● Figure dataset records
++++
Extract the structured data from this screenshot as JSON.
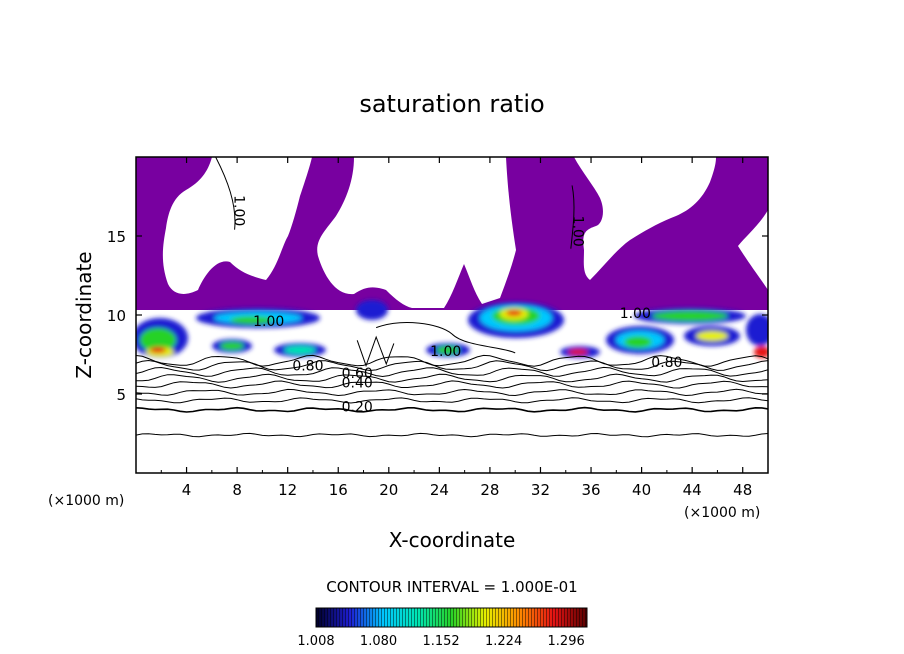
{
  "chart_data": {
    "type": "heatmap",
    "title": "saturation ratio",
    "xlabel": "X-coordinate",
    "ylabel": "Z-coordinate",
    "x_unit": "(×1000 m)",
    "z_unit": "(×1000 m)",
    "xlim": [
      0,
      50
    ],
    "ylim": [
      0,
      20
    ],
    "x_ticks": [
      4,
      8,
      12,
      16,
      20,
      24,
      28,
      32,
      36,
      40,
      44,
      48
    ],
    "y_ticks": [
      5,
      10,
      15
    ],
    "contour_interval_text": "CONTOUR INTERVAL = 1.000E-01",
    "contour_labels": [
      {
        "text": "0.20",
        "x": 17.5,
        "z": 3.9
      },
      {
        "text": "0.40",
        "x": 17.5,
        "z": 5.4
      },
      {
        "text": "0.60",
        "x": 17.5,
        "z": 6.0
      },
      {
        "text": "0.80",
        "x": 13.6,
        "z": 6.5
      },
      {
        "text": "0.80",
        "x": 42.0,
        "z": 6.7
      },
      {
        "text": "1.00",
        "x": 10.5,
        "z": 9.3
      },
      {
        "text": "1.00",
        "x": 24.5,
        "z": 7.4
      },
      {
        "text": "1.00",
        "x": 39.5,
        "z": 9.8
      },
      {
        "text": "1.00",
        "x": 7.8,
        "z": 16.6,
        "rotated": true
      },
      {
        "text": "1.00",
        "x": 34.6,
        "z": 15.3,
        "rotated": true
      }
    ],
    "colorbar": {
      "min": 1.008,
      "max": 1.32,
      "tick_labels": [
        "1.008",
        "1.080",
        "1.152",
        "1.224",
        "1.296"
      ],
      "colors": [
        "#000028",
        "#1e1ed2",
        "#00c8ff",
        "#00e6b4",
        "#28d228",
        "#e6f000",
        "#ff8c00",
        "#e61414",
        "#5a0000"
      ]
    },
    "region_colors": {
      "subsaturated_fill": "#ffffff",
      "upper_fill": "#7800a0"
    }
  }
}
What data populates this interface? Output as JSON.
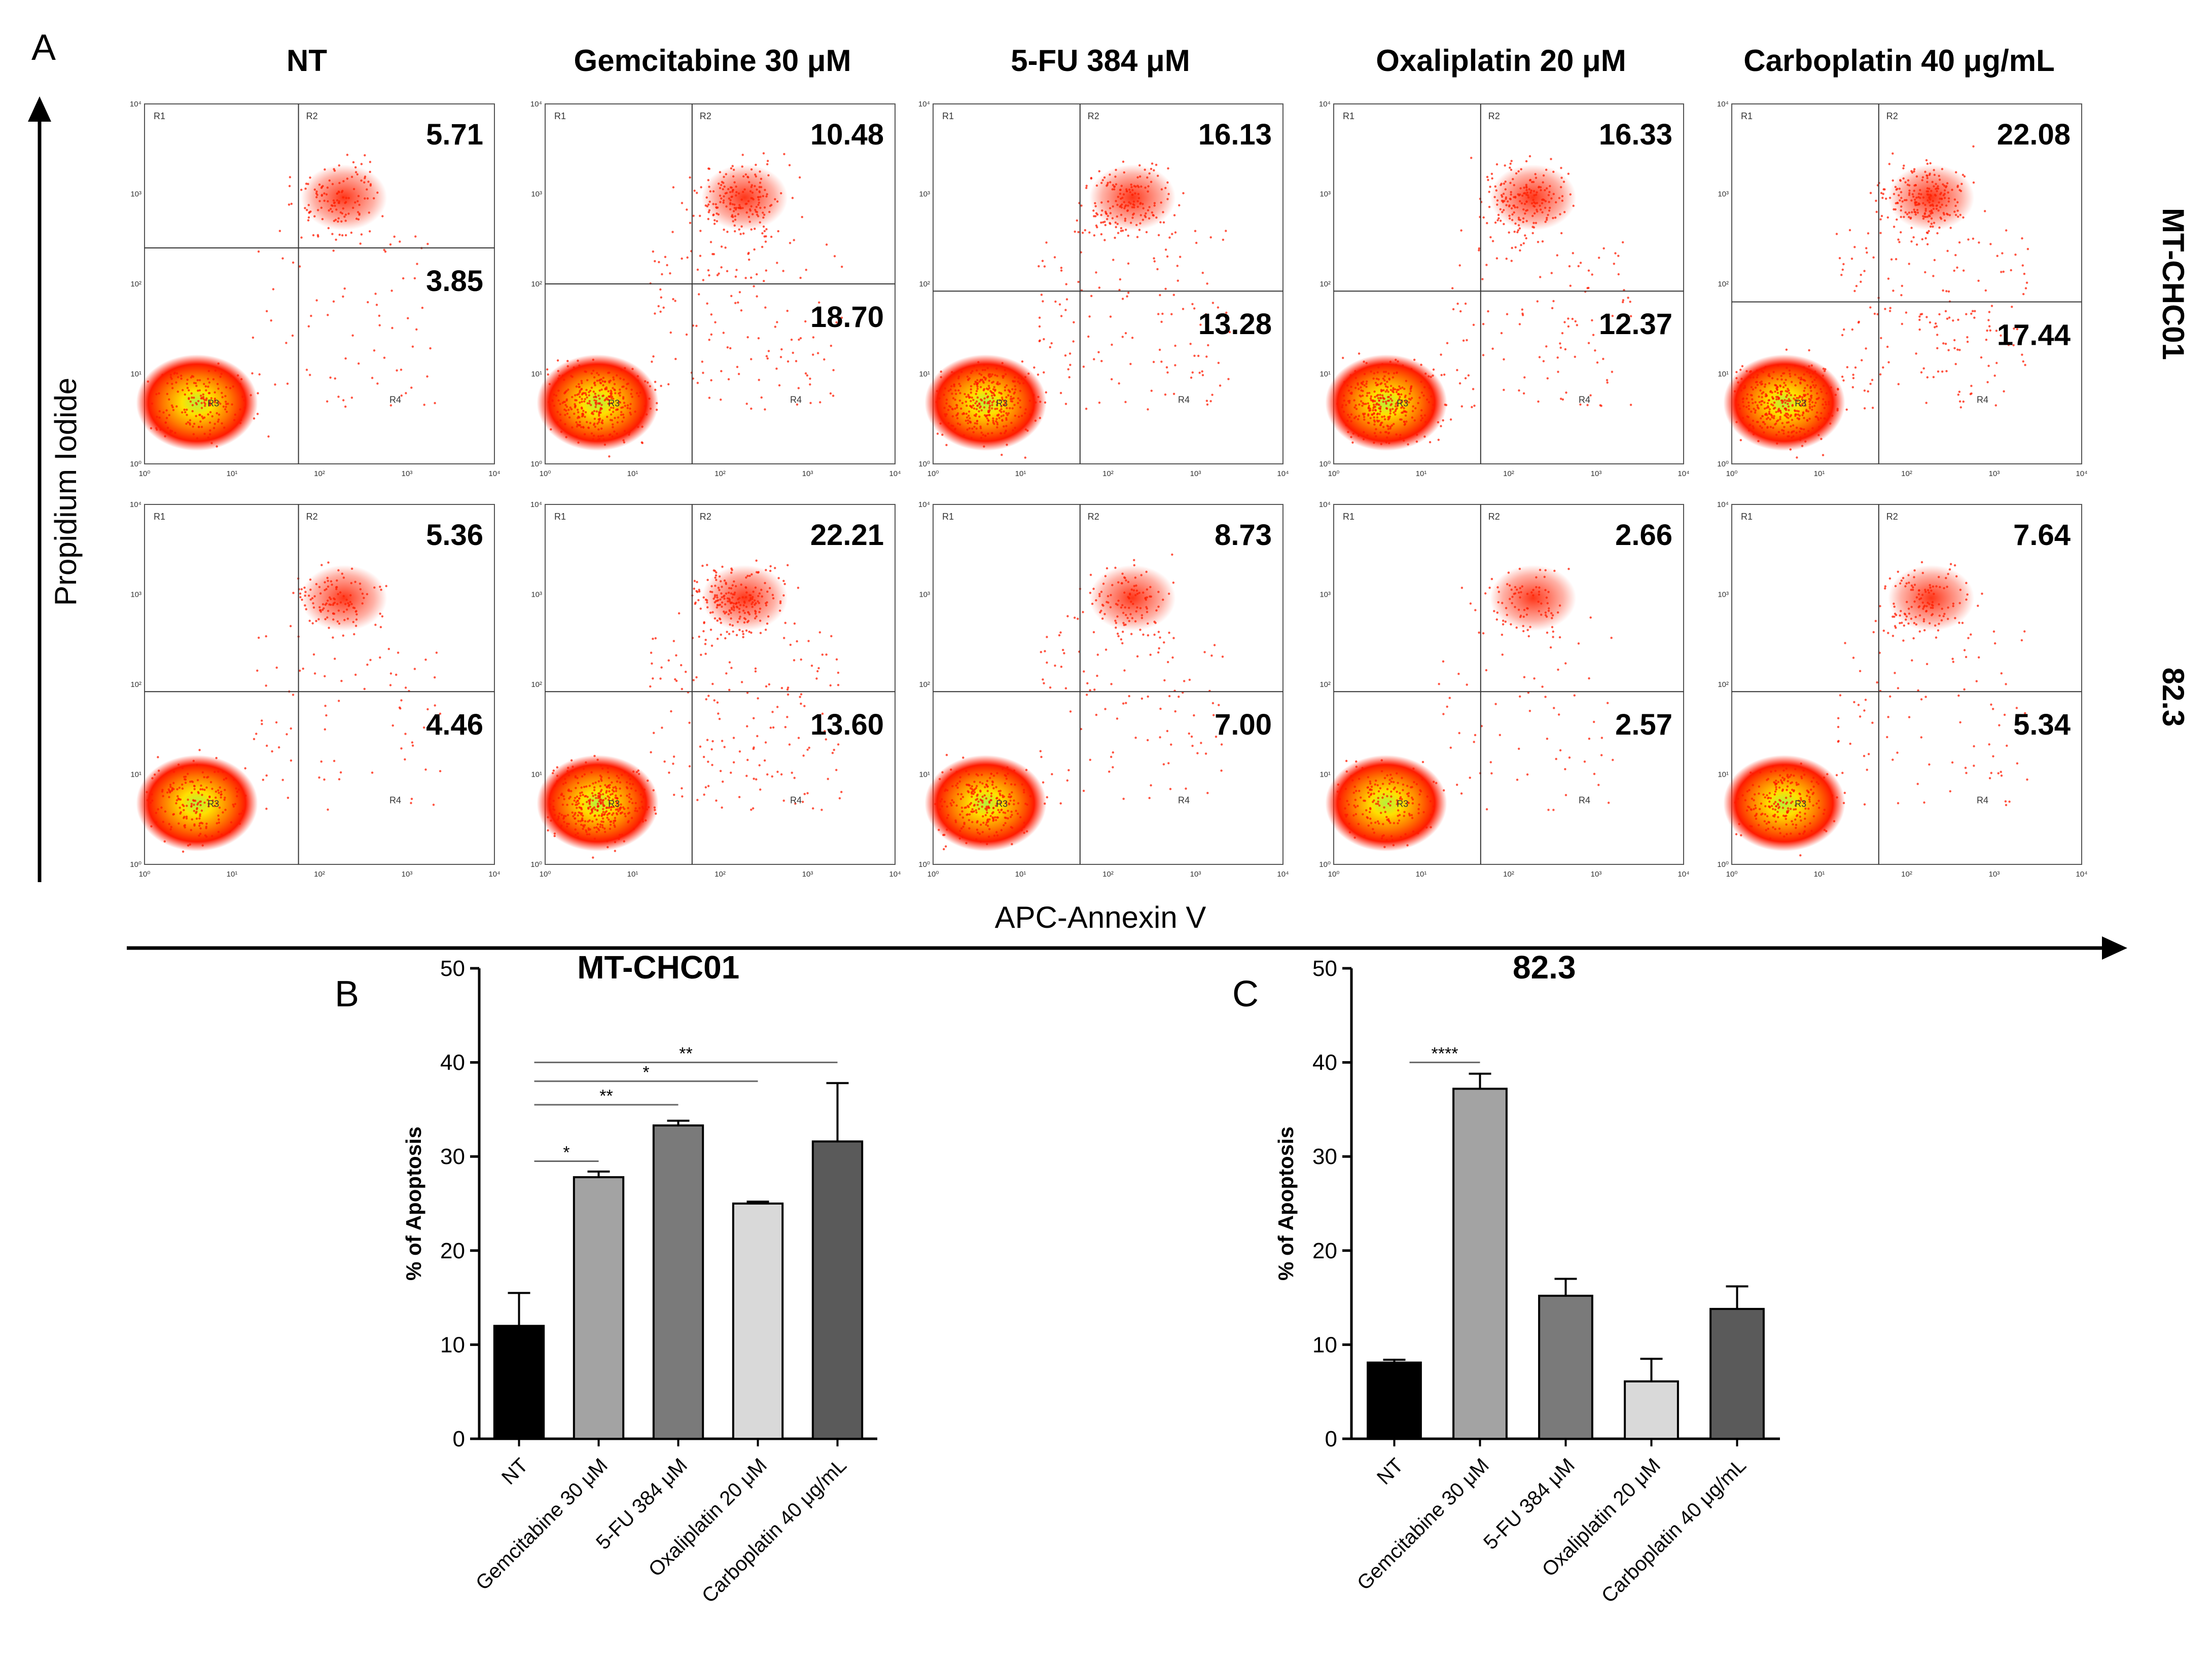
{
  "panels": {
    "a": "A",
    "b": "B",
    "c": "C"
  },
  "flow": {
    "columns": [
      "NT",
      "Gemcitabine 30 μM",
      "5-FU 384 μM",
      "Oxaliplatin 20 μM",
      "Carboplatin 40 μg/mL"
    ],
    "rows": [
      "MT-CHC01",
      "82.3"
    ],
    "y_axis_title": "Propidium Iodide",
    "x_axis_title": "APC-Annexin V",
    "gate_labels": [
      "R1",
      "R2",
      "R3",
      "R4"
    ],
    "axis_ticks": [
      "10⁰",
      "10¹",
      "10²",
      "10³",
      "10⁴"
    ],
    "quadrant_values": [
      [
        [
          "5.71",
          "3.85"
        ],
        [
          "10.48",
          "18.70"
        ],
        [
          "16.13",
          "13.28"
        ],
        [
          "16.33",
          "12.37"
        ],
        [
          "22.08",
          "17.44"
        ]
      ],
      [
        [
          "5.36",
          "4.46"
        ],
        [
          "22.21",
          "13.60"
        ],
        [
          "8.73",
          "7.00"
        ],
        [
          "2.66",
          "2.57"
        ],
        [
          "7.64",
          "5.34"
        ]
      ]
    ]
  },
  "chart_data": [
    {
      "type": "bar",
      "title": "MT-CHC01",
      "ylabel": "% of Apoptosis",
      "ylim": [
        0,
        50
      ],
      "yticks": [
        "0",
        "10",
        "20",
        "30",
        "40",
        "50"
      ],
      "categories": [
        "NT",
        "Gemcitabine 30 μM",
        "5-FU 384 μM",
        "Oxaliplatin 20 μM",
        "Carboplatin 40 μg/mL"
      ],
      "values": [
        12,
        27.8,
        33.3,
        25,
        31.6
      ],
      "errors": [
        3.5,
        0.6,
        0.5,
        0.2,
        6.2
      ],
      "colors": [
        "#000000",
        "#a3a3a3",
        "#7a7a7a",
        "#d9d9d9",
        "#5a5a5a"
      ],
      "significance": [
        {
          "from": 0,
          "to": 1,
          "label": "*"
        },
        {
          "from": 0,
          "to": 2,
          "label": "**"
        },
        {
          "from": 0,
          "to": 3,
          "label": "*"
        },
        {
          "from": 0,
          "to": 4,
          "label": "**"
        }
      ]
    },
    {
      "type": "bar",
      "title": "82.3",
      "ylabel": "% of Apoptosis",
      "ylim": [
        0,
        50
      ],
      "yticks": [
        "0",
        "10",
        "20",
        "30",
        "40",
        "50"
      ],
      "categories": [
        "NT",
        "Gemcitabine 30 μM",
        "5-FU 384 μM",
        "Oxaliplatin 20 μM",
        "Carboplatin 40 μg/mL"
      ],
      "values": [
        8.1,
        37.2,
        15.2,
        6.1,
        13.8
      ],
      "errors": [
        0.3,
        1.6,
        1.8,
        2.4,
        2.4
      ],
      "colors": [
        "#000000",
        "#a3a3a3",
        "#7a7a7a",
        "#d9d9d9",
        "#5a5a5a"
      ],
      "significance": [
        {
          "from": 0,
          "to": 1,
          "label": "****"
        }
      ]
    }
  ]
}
++++
● Brief
Omit each picture, then return all of the listing exactly as it stands.

● Response to the task
Extract the structured data from this screenshot as JSON.
{
  "chart_data": {
    "type": "heatmap",
    "title": "saturation ratio",
    "xlabel": "X-coordinate",
    "ylabel": "Z-coordinate",
    "x_unit": "(×1000 m)",
    "z_unit": "(×1000 m)",
    "xlim": [
      0,
      50
    ],
    "ylim": [
      0,
      20
    ],
    "x_ticks": [
      4,
      8,
      12,
      16,
      20,
      24,
      28,
      32,
      36,
      40,
      44,
      48
    ],
    "y_ticks": [
      5,
      10,
      15
    ],
    "contour_interval_text": "CONTOUR INTERVAL = 1.000E-01",
    "contour_labels": [
      {
        "text": "0.20",
        "x": 17.5,
        "z": 3.9
      },
      {
        "text": "0.40",
        "x": 17.5,
        "z": 5.4
      },
      {
        "text": "0.60",
        "x": 17.5,
        "z": 6.0
      },
      {
        "text": "0.80",
        "x": 13.6,
        "z": 6.5
      },
      {
        "text": "0.80",
        "x": 42.0,
        "z": 6.7
      },
      {
        "text": "1.00",
        "x": 10.5,
        "z": 9.3
      },
      {
        "text": "1.00",
        "x": 24.5,
        "z": 7.4
      },
      {
        "text": "1.00",
        "x": 39.5,
        "z": 9.8
      },
      {
        "text": "1.00",
        "x": 7.8,
        "z": 16.6,
        "rotated": true
      },
      {
        "text": "1.00",
        "x": 34.6,
        "z": 15.3,
        "rotated": true
      }
    ],
    "colorbar": {
      "min": 1.008,
      "max": 1.32,
      "tick_labels": [
        "1.008",
        "1.080",
        "1.152",
        "1.224",
        "1.296"
      ],
      "colors": [
        "#000028",
        "#1e1ed2",
        "#00c8ff",
        "#00e6b4",
        "#28d228",
        "#e6f000",
        "#ff8c00",
        "#e61414",
        "#5a0000"
      ]
    },
    "region_colors": {
      "subsaturated_fill": "#ffffff",
      "upper_fill": "#7800a0"
    }
  }
}
What data populates this interface? Output as JSON.
{
  "panels": {
    "a": "A",
    "b": "B",
    "c": "C"
  },
  "flow": {
    "columns": [
      "NT",
      "Gemcitabine 30 μM",
      "5-FU 384 μM",
      "Oxaliplatin 20 μM",
      "Carboplatin 40 μg/mL"
    ],
    "rows": [
      "MT-CHC01",
      "82.3"
    ],
    "y_axis_title": "Propidium Iodide",
    "x_axis_title": "APC-Annexin V",
    "gate_labels": [
      "R1",
      "R2",
      "R3",
      "R4"
    ],
    "axis_ticks": [
      "10⁰",
      "10¹",
      "10²",
      "10³",
      "10⁴"
    ],
    "quadrant_values": [
      [
        [
          "5.71",
          "3.85"
        ],
        [
          "10.48",
          "18.70"
        ],
        [
          "16.13",
          "13.28"
        ],
        [
          "16.33",
          "12.37"
        ],
        [
          "22.08",
          "17.44"
        ]
      ],
      [
        [
          "5.36",
          "4.46"
        ],
        [
          "22.21",
          "13.60"
        ],
        [
          "8.73",
          "7.00"
        ],
        [
          "2.66",
          "2.57"
        ],
        [
          "7.64",
          "5.34"
        ]
      ]
    ]
  },
  "chart_data": [
    {
      "type": "bar",
      "title": "MT-CHC01",
      "ylabel": "% of Apoptosis",
      "ylim": [
        0,
        50
      ],
      "yticks": [
        "0",
        "10",
        "20",
        "30",
        "40",
        "50"
      ],
      "categories": [
        "NT",
        "Gemcitabine 30 μM",
        "5-FU 384 μM",
        "Oxaliplatin 20 μM",
        "Carboplatin 40 μg/mL"
      ],
      "values": [
        12,
        27.8,
        33.3,
        25,
        31.6
      ],
      "errors": [
        3.5,
        0.6,
        0.5,
        0.2,
        6.2
      ],
      "colors": [
        "#000000",
        "#a3a3a3",
        "#7a7a7a",
        "#d9d9d9",
        "#5a5a5a"
      ],
      "significance": [
        {
          "from": 0,
          "to": 1,
          "label": "*"
        },
        {
          "from": 0,
          "to": 2,
          "label": "**"
        },
        {
          "from": 0,
          "to": 3,
          "label": "*"
        },
        {
          "from": 0,
          "to": 4,
          "label": "**"
        }
      ]
    },
    {
      "type": "bar",
      "title": "82.3",
      "ylabel": "% of Apoptosis",
      "ylim": [
        0,
        50
      ],
      "yticks": [
        "0",
        "10",
        "20",
        "30",
        "40",
        "50"
      ],
      "categories": [
        "NT",
        "Gemcitabine 30 μM",
        "5-FU 384 μM",
        "Oxaliplatin 20 μM",
        "Carboplatin 40 μg/mL"
      ],
      "values": [
        8.1,
        37.2,
        15.2,
        6.1,
        13.8
      ],
      "errors": [
        0.3,
        1.6,
        1.8,
        2.4,
        2.4
      ],
      "colors": [
        "#000000",
        "#a3a3a3",
        "#7a7a7a",
        "#d9d9d9",
        "#5a5a5a"
      ],
      "significance": [
        {
          "from": 0,
          "to": 1,
          "label": "****"
        }
      ]
    }
  ]
}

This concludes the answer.